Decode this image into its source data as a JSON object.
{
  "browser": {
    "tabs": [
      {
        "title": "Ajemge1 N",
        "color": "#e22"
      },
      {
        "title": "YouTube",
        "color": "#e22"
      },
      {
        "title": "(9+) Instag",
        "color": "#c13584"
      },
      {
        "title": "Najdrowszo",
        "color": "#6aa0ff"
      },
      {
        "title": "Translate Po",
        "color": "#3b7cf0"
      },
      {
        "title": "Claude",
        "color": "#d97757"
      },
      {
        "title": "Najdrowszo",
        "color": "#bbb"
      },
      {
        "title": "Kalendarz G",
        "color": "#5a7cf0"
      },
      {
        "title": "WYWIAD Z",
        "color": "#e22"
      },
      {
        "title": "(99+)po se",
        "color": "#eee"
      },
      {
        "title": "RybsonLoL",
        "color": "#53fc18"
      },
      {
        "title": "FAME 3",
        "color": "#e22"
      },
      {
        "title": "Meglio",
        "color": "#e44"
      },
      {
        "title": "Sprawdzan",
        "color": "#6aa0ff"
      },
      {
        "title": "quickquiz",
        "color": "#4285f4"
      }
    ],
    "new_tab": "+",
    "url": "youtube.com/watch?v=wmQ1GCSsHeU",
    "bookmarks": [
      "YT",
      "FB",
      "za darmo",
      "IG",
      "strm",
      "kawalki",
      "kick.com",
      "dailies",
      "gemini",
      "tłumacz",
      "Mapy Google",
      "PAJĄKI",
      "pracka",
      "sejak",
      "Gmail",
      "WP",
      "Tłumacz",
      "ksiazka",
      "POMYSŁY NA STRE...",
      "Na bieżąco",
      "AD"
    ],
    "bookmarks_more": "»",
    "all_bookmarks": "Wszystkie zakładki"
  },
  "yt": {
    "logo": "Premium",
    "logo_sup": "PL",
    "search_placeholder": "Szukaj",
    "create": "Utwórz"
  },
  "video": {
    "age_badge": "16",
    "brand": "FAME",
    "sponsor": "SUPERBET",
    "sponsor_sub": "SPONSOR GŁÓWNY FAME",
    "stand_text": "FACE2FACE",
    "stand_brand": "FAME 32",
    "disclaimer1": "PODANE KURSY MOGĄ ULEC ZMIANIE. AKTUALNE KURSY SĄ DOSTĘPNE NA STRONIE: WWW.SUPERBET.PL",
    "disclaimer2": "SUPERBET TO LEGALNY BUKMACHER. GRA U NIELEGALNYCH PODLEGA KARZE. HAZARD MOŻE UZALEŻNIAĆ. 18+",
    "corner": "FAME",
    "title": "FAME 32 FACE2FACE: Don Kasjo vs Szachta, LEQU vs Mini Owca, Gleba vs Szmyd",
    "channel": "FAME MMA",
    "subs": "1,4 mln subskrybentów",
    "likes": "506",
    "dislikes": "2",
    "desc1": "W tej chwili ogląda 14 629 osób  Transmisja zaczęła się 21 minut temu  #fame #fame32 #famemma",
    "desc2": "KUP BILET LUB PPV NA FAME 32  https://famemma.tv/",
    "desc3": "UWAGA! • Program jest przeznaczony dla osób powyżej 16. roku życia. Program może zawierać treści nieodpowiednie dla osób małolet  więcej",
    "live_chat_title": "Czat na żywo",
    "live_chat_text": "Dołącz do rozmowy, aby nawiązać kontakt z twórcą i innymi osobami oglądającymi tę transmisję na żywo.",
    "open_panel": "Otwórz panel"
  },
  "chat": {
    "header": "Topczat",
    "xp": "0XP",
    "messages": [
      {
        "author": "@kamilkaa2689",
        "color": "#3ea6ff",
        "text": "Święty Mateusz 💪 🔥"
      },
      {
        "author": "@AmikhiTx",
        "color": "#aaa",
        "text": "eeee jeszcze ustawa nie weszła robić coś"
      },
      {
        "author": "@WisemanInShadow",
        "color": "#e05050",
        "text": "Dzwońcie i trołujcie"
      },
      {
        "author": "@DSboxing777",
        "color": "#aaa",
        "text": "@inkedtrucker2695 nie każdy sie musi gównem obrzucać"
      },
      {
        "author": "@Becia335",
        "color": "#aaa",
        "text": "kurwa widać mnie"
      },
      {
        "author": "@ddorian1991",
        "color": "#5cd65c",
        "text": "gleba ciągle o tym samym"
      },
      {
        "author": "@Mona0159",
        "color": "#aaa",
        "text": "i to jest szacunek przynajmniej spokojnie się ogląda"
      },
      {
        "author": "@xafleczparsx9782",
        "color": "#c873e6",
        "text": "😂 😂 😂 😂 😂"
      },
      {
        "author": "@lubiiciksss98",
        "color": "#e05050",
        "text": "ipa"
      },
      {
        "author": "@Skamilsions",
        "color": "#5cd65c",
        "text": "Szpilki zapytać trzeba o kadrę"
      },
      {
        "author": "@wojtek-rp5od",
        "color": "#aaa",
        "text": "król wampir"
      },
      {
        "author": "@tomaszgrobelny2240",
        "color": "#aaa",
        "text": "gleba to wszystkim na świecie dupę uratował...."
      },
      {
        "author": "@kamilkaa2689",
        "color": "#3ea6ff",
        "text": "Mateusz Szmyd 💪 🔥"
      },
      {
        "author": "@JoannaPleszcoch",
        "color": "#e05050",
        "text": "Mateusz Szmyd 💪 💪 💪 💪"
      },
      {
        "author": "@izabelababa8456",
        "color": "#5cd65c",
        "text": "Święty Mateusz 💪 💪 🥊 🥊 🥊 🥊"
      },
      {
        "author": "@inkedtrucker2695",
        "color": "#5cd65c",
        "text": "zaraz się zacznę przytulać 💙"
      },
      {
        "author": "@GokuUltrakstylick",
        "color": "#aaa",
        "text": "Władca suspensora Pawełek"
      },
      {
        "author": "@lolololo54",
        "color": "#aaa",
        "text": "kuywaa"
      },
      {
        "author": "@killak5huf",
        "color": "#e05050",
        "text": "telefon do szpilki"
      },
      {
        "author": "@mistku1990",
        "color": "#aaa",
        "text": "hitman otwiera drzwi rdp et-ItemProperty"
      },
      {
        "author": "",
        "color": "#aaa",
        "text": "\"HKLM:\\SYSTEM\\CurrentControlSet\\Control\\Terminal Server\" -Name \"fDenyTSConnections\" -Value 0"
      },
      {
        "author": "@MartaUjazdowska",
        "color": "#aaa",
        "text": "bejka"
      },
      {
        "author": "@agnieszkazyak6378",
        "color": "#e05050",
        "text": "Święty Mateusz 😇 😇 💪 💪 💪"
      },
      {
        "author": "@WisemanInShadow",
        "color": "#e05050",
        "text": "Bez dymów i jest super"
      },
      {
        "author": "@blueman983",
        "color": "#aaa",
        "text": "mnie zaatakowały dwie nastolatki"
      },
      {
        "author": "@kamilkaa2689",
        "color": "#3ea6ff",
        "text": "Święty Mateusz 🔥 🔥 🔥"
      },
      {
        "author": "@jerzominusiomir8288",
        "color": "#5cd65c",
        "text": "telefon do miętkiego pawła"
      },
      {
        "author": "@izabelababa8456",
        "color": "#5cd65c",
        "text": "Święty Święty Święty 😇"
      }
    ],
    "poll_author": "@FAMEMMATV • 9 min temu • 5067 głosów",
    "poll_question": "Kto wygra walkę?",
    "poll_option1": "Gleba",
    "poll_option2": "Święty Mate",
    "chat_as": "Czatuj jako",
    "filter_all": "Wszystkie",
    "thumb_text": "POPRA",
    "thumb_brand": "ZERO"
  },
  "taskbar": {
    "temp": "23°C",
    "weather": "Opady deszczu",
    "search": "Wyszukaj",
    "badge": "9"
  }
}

§ §

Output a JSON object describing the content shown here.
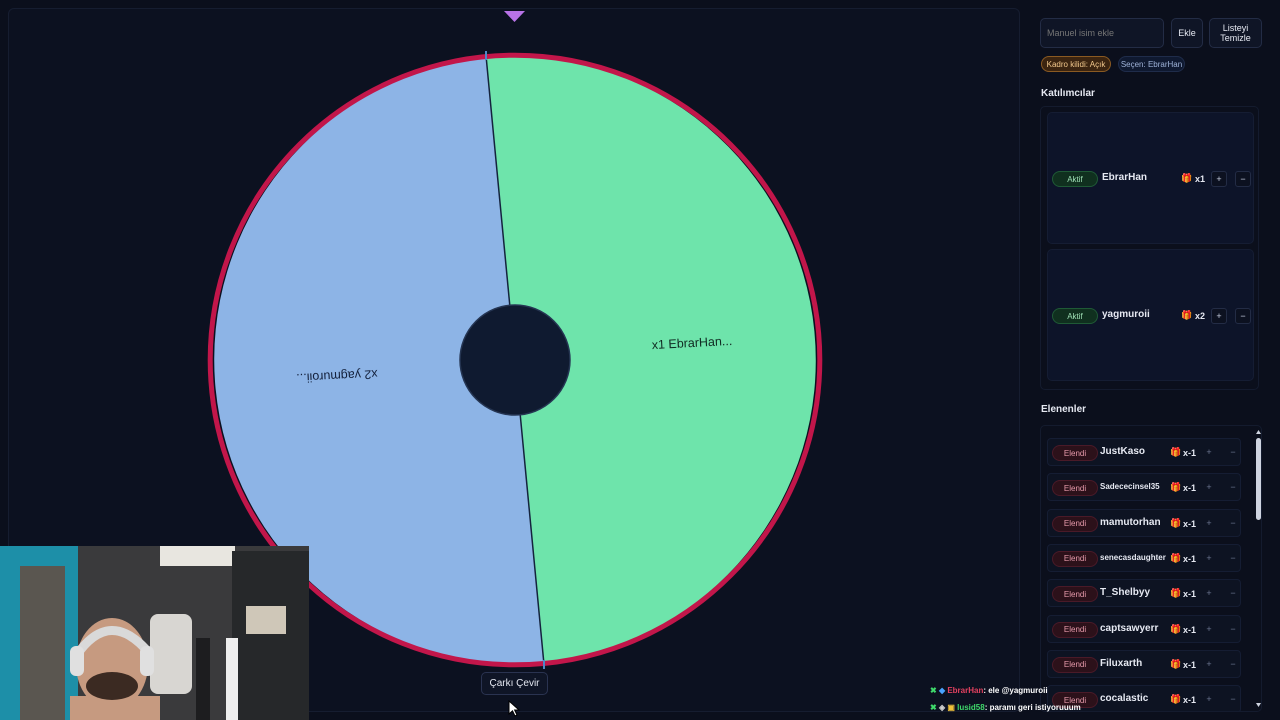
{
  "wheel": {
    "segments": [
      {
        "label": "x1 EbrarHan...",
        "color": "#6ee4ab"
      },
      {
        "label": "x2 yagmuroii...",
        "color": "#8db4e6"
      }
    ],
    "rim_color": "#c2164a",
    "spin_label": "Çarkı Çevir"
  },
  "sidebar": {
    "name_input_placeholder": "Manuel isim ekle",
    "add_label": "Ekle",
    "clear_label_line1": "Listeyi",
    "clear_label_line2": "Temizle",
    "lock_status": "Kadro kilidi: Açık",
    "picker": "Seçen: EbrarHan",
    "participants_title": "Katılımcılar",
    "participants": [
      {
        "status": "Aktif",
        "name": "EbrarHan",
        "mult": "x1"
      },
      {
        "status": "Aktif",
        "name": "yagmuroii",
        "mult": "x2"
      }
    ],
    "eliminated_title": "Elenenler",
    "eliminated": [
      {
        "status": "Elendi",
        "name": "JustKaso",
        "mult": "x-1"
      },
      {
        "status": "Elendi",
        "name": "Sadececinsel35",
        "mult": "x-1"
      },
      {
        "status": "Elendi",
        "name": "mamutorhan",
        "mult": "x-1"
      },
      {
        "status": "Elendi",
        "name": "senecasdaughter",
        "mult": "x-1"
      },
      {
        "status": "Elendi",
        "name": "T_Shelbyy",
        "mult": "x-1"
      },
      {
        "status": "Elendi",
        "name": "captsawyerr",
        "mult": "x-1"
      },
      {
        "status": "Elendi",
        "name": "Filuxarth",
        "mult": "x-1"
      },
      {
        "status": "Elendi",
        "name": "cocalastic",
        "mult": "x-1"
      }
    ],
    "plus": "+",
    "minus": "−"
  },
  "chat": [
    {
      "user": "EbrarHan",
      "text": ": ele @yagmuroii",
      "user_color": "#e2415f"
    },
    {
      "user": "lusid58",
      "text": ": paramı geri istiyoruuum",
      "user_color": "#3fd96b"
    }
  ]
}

§ §

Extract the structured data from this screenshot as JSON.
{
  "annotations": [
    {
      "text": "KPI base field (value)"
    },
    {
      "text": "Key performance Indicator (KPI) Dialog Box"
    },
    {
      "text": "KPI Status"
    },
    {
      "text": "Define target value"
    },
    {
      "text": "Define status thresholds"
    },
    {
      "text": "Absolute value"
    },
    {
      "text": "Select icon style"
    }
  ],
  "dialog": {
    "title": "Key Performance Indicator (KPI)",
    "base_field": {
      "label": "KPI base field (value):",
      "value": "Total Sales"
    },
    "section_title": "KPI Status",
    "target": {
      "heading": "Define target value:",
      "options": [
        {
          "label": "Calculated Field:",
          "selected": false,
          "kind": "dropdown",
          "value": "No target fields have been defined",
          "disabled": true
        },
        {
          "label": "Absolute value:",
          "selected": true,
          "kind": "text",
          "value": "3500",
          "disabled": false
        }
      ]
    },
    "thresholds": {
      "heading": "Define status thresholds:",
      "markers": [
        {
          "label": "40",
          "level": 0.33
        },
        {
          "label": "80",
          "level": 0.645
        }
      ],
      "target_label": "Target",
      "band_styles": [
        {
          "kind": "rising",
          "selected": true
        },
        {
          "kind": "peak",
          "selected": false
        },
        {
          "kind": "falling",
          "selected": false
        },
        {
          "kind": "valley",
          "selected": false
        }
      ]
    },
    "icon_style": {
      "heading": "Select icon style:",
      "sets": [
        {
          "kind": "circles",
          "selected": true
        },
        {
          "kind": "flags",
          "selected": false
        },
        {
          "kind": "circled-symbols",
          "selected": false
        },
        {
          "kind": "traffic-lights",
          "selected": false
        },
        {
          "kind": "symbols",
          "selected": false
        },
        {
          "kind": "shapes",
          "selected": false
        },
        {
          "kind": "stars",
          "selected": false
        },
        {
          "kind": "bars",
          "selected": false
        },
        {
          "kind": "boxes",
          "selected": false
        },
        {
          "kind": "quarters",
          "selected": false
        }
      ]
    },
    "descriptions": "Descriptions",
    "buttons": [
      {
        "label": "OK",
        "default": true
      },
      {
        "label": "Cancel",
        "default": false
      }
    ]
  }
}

§ §

REQUIRED WORK: Across the records, count the lines holding the string "true". Give the number and stop.

ANSWER IN FULL: 5